◆ PROBLEM TO WORK ON
Exact reproduction is required for all entries.

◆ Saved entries
──────

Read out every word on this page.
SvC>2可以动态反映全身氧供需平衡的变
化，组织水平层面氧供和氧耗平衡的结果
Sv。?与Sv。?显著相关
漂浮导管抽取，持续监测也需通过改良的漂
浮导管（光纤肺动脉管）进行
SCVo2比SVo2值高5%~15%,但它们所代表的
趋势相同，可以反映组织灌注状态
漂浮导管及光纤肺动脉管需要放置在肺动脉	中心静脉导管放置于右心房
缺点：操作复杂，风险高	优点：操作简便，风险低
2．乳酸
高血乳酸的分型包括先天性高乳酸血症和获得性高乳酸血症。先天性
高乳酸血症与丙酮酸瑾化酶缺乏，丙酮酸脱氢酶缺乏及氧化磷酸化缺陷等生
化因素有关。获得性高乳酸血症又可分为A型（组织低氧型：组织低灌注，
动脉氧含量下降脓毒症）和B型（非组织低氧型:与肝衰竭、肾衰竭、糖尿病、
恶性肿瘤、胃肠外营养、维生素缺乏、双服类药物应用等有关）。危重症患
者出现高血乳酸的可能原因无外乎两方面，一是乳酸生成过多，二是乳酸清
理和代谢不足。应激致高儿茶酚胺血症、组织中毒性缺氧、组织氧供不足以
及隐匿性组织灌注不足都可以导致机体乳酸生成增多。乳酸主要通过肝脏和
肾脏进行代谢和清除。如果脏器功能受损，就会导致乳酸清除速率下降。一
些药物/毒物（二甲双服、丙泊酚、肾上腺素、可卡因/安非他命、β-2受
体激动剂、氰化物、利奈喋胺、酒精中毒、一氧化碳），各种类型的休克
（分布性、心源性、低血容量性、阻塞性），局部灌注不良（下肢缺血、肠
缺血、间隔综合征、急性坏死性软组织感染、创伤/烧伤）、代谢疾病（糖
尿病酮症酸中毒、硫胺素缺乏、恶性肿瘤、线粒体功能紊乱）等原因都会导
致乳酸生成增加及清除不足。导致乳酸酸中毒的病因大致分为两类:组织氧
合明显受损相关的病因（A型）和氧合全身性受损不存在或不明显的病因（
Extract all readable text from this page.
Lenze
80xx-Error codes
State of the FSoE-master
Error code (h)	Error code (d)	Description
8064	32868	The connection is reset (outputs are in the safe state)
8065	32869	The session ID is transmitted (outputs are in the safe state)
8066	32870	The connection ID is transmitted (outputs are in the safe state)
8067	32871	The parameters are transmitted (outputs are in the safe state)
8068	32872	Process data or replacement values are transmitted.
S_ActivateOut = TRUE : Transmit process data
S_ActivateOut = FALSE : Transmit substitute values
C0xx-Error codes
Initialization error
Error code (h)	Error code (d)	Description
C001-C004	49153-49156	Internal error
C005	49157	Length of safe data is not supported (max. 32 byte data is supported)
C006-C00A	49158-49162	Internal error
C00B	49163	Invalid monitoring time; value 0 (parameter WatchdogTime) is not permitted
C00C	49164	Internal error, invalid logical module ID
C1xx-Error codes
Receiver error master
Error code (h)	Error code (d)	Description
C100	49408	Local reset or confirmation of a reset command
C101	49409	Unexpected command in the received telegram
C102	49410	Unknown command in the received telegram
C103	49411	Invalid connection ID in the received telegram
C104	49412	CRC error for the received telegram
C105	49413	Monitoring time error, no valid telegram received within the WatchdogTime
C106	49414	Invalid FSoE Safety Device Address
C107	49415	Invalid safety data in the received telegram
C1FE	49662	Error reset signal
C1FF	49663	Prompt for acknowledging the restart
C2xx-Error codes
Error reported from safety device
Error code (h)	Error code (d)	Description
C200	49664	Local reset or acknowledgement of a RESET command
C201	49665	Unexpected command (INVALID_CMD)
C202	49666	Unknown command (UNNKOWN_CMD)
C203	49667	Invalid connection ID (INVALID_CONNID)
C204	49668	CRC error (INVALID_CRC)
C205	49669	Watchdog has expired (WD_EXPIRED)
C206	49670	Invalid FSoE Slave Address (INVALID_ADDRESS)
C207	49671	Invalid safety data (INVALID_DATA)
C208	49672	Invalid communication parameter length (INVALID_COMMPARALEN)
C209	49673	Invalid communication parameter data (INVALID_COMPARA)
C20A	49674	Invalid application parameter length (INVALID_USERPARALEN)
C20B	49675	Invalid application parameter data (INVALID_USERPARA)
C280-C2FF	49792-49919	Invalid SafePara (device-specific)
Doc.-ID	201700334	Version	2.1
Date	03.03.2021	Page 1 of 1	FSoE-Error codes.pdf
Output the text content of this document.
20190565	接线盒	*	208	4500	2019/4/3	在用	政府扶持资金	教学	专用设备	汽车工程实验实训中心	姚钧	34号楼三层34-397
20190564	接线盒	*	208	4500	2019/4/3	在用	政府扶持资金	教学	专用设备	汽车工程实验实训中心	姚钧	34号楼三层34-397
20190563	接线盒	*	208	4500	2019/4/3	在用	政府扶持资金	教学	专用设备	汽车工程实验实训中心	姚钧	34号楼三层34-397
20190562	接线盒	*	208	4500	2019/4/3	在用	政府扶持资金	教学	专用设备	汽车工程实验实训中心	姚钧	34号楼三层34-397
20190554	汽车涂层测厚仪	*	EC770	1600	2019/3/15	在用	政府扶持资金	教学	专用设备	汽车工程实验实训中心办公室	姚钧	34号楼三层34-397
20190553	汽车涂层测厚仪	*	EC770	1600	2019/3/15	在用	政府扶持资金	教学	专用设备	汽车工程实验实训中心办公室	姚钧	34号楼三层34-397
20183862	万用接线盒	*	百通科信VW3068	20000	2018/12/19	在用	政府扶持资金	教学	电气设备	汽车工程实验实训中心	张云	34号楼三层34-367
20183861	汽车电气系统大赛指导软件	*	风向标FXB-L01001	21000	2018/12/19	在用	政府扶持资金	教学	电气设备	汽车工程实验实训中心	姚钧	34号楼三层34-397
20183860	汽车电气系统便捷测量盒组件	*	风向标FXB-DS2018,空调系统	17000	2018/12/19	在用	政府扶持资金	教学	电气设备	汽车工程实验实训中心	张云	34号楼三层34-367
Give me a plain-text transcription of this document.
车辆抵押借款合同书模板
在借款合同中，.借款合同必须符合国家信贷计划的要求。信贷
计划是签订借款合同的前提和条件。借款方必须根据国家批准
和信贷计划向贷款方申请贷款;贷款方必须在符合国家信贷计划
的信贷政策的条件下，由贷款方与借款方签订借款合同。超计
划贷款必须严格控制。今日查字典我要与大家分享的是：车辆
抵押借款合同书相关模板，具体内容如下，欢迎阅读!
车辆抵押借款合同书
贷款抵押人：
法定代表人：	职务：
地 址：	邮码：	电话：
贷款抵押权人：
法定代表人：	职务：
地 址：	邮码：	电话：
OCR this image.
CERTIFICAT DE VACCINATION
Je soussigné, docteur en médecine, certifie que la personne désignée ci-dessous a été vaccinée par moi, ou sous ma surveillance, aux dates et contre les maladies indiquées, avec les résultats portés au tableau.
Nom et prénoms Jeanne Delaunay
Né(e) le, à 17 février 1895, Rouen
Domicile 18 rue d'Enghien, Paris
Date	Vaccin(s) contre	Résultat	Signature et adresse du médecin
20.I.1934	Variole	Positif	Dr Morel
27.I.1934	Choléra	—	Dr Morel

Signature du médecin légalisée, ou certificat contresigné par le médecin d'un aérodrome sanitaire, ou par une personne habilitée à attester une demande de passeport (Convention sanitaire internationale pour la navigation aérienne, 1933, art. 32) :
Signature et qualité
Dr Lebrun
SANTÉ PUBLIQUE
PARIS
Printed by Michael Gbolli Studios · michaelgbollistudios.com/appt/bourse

──────

◆ FINAL RESULT
Read out every word on this page.
SvC>2可以动态反映全身氧供需平衡的变
化，组织水平层面氧供和氧耗平衡的结果
Sv。?与Sv。?显著相关
漂浮导管抽取，持续监测也需通过改良的漂
浮导管（光纤肺动脉管）进行
SCVo2比SVo2值高5%~15%,但它们所代表的
趋势相同，可以反映组织灌注状态
漂浮导管及光纤肺动脉管需要放置在肺动脉	中心静脉导管放置于右心房
缺点：操作复杂，风险高	优点：操作简便，风险低
2．乳酸
高血乳酸的分型包括先天性高乳酸血症和获得性高乳酸血症。先天性
高乳酸血症与丙酮酸瑾化酶缺乏，丙酮酸脱氢酶缺乏及氧化磷酸化缺陷等生
化因素有关。获得性高乳酸血症又可分为A型（组织低氧型：组织低灌注，
动脉氧含量下降脓毒症）和B型（非组织低氧型:与肝衰竭、肾衰竭、糖尿病、
恶性肿瘤、胃肠外营养、维生素缺乏、双服类药物应用等有关）。危重症患
者出现高血乳酸的可能原因无外乎两方面，一是乳酸生成过多，二是乳酸清
理和代谢不足。应激致高儿茶酚胺血症、组织中毒性缺氧、组织氧供不足以
及隐匿性组织灌注不足都可以导致机体乳酸生成增多。乳酸主要通过肝脏和
肾脏进行代谢和清除。如果脏器功能受损，就会导致乳酸清除速率下降。一
些药物/毒物（二甲双服、丙泊酚、肾上腺素、可卡因/安非他命、β-2受
体激动剂、氰化物、利奈喋胺、酒精中毒、一氧化碳），各种类型的休克
（分布性、心源性、低血容量性、阻塞性），局部灌注不良（下肢缺血、肠
缺血、间隔综合征、急性坏死性软组织感染、创伤/烧伤）、代谢疾病（糖
尿病酮症酸中毒、硫胺素缺乏、恶性肿瘤、线粒体功能紊乱）等原因都会导
致乳酸生成增加及清除不足。导致乳酸酸中毒的病因大致分为两类:组织氧
合明显受损相关的病因（A型）和氧合全身性受损不存在或不明显的病因（
Extract all readable text from this page.
Lenze
80xx-Error codes
State of the FSoE-master
Error code (h)	Error code (d)	Description
8064	32868	The connection is reset (outputs are in the safe state)
8065	32869	The session ID is transmitted (outputs are in the safe state)
8066	32870	The connection ID is transmitted (outputs are in the safe state)
8067	32871	The parameters are transmitted (outputs are in the safe state)
8068	32872	Process data or replacement values are transmitted.
S_ActivateOut = TRUE : Transmit process data
S_ActivateOut = FALSE : Transmit substitute values
C0xx-Error codes
Initialization error
Error code (h)	Error code (d)	Description
C001-C004	49153-49156	Internal error
C005	49157	Length of safe data is not supported (max. 32 byte data is supported)
C006-C00A	49158-49162	Internal error
C00B	49163	Invalid monitoring time; value 0 (parameter WatchdogTime) is not permitted
C00C	49164	Internal error, invalid logical module ID
C1xx-Error codes
Receiver error master
Error code (h)	Error code (d)	Description
C100	49408	Local reset or confirmation of a reset command
C101	49409	Unexpected command in the received telegram
C102	49410	Unknown command in the received telegram
C103	49411	Invalid connection ID in the received telegram
C104	49412	CRC error for the received telegram
C105	49413	Monitoring time error, no valid telegram received within the WatchdogTime
C106	49414	Invalid FSoE Safety Device Address
C107	49415	Invalid safety data in the received telegram
C1FE	49662	Error reset signal
C1FF	49663	Prompt for acknowledging the restart
C2xx-Error codes
Error reported from safety device
Error code (h)	Error code (d)	Description
C200	49664	Local reset or acknowledgement of a RESET command
C201	49665	Unexpected command (INVALID_CMD)
C202	49666	Unknown command (UNNKOWN_CMD)
C203	49667	Invalid connection ID (INVALID_CONNID)
C204	49668	CRC error (INVALID_CRC)
C205	49669	Watchdog has expired (WD_EXPIRED)
C206	49670	Invalid FSoE Slave Address (INVALID_ADDRESS)
C207	49671	Invalid safety data (INVALID_DATA)
C208	49672	Invalid communication parameter length (INVALID_COMMPARALEN)
C209	49673	Invalid communication parameter data (INVALID_COMPARA)
C20A	49674	Invalid application parameter length (INVALID_USERPARALEN)
C20B	49675	Invalid application parameter data (INVALID_USERPARA)
C280-C2FF	49792-49919	Invalid SafePara (device-specific)
Doc.-ID	201700334	Version	2.1
Date	03.03.2021	Page 1 of 1	FSoE-Error codes.pdf
Output the text content of this document.
20190565	接线盒	*	208	4500	2019/4/3	在用	政府扶持资金	教学	专用设备	汽车工程实验实训中心	姚钧	34号楼三层34-397
20190564	接线盒	*	208	4500	2019/4/3	在用	政府扶持资金	教学	专用设备	汽车工程实验实训中心	姚钧	34号楼三层34-397
20190563	接线盒	*	208	4500	2019/4/3	在用	政府扶持资金	教学	专用设备	汽车工程实验实训中心	姚钧	34号楼三层34-397
20190562	接线盒	*	208	4500	2019/4/3	在用	政府扶持资金	教学	专用设备	汽车工程实验实训中心	姚钧	34号楼三层34-397
20190554	汽车涂层测厚仪	*	EC770	1600	2019/3/15	在用	政府扶持资金	教学	专用设备	汽车工程实验实训中心办公室	姚钧	34号楼三层34-397
20190553	汽车涂层测厚仪	*	EC770	1600	2019/3/15	在用	政府扶持资金	教学	专用设备	汽车工程实验实训中心办公室	姚钧	34号楼三层34-397
20183862	万用接线盒	*	百通科信VW3068	20000	2018/12/19	在用	政府扶持资金	教学	电气设备	汽车工程实验实训中心	张云	34号楼三层34-367
20183861	汽车电气系统大赛指导软件	*	风向标FXB-L01001	21000	2018/12/19	在用	政府扶持资金	教学	电气设备	汽车工程实验实训中心	姚钧	34号楼三层34-397
20183860	汽车电气系统便捷测量盒组件	*	风向标FXB-DS2018,空调系统	17000	2018/12/19	在用	政府扶持资金	教学	电气设备	汽车工程实验实训中心	张云	34号楼三层34-367
Give me a plain-text transcription of this document.
车辆抵押借款合同书模板
在借款合同中，.借款合同必须符合国家信贷计划的要求。信贷
计划是签订借款合同的前提和条件。借款方必须根据国家批准
和信贷计划向贷款方申请贷款;贷款方必须在符合国家信贷计划
的信贷政策的条件下，由贷款方与借款方签订借款合同。超计
划贷款必须严格控制。今日查字典我要与大家分享的是：车辆
抵押借款合同书相关模板，具体内容如下，欢迎阅读!
车辆抵押借款合同书
贷款抵押人：
法定代表人：	职务：
地 址：	邮码：	电话：
贷款抵押权人：
法定代表人：	职务：
地 址：	邮码：	电话：
OCR this image.
CERTIFICAT DE VACCINATION
Je soussigné, docteur en médecine, certifie que la personne désignée ci-dessous a été vaccinée par moi, ou sous ma surveillance, aux dates et contre les maladies indiquées, avec les résultats portés au tableau.
Nom et prénoms Jeanne Delaunay
Né(e) le, à 17 février 1895, Rouen
Domicile 18 rue d'Enghien, Paris
Date	Vaccin(s) contre	Résultat	Signature et adresse du médecin
20.I.1934	Variole	Positif	Dr Morel
27.I.1934	Choléra	—	Dr Morel

Signature du médecin légalisée, ou certificat contresigné par le médecin d'un aérodrome sanitaire, ou par une personne habilitée à attester une demande de passeport (Convention sanitaire internationale pour la navigation aérienne, 1933, art. 32) :
Signature et qualité
Dr Lebrun
SANTÉ PUBLIQUE
PARIS
Printed by Michael Gbolli Studios · michaelgbollistudios.com/appt/bourse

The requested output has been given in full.